◆ **Exercise**:
All of the data below must be repeated exactly.

◆ **Some records**:
------------------------------------
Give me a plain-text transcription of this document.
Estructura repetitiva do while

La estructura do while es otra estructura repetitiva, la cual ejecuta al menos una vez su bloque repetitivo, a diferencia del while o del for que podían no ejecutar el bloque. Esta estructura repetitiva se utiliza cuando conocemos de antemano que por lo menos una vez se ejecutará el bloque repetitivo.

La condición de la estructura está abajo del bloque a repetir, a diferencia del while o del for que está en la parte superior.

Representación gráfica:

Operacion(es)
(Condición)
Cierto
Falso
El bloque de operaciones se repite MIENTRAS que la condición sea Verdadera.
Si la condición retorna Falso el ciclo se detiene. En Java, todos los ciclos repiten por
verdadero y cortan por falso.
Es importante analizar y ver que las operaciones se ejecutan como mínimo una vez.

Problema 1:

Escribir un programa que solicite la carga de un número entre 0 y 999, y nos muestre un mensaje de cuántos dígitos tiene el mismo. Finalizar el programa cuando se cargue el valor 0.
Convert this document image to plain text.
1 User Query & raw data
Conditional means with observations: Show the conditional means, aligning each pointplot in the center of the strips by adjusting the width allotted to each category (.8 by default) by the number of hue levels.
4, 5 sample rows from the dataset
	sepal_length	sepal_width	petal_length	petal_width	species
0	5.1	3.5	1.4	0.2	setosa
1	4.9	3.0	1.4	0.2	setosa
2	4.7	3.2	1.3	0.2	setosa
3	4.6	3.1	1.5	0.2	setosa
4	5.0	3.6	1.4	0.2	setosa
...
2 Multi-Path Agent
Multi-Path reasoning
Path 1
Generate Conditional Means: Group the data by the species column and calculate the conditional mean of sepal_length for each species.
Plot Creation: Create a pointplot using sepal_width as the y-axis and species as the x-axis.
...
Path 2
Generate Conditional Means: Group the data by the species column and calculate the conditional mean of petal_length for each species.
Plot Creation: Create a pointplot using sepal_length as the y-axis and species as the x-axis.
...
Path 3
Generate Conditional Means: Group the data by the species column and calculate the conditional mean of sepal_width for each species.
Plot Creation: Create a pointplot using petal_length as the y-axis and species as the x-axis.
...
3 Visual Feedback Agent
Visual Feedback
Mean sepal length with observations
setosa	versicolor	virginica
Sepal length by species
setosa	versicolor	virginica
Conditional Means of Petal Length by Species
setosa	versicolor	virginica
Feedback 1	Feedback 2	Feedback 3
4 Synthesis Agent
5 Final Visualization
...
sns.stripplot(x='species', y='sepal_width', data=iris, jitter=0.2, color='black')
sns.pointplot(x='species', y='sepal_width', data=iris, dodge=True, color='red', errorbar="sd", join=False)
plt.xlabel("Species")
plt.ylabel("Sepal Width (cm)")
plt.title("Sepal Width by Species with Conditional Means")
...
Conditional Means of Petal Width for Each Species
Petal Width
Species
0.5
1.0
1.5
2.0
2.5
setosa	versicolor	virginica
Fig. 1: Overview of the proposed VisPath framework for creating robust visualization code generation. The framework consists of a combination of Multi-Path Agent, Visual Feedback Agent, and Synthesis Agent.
------------------------------------
◆ **Exercise output**:
Give me a plain-text transcription of this document.
Estructura repetitiva do while

La estructura do while es otra estructura repetitiva, la cual ejecuta al menos una vez su bloque repetitivo, a diferencia del while o del for que podían no ejecutar el bloque. Esta estructura repetitiva se utiliza cuando conocemos de antemano que por lo menos una vez se ejecutará el bloque repetitivo.

La condición de la estructura está abajo del bloque a repetir, a diferencia del while o del for que está en la parte superior.

Representación gráfica:

Operacion(es)
(Condición)
Cierto
Falso
El bloque de operaciones se repite MIENTRAS que la condición sea Verdadera.
Si la condición retorna Falso el ciclo se detiene. En Java, todos los ciclos repiten por
verdadero y cortan por falso.
Es importante analizar y ver que las operaciones se ejecutan como mínimo una vez.

Problema 1:

Escribir un programa que solicite la carga de un número entre 0 y 999, y nos muestre un mensaje de cuántos dígitos tiene el mismo. Finalizar el programa cuando se cargue el valor 0.
Convert this document image to plain text.
1 User Query & raw data
Conditional means with observations: Show the conditional means, aligning each pointplot in the center of the strips by adjusting the width allotted to each category (.8 by default) by the number of hue levels.
4, 5 sample rows from the dataset
	sepal_length	sepal_width	petal_length	petal_width	species
0	5.1	3.5	1.4	0.2	setosa
1	4.9	3.0	1.4	0.2	setosa
2	4.7	3.2	1.3	0.2	setosa
3	4.6	3.1	1.5	0.2	setosa
4	5.0	3.6	1.4	0.2	setosa
...
2 Multi-Path Agent
Multi-Path reasoning
Path 1
Generate Conditional Means: Group the data by the species column and calculate the conditional mean of sepal_length for each species.
Plot Creation: Create a pointplot using sepal_width as the y-axis and species as the x-axis.
...
Path 2
Generate Conditional Means: Group the data by the species column and calculate the conditional mean of petal_length for each species.
Plot Creation: Create a pointplot using sepal_length as the y-axis and species as the x-axis.
...
Path 3
Generate Conditional Means: Group the data by the species column and calculate the conditional mean of sepal_width for each species.
Plot Creation: Create a pointplot using petal_length as the y-axis and species as the x-axis.
...
3 Visual Feedback Agent
Visual Feedback
Mean sepal length with observations
setosa	versicolor	virginica
Sepal length by species
setosa	versicolor	virginica
Conditional Means of Petal Length by Species
setosa	versicolor	virginica
Feedback 1	Feedback 2	Feedback 3
4 Synthesis Agent
5 Final Visualization
...
sns.stripplot(x='species', y='sepal_width', data=iris, jitter=0.2, color='black')
sns.pointplot(x='species', y='sepal_width', data=iris, dodge=True, color='red', errorbar="sd", join=False)
plt.xlabel("Species")
plt.ylabel("Sepal Width (cm)")
plt.title("Sepal Width by Species with Conditional Means")
...
Conditional Means of Petal Width for Each Species
Petal Width
Species
0.5
1.0
1.5
2.0
2.5
setosa	versicolor	virginica
Fig. 1: Overview of the proposed VisPath framework for creating robust visualization code generation. The framework consists of a combination of Multi-Path Agent, Visual Feedback Agent, and Synthesis Agent.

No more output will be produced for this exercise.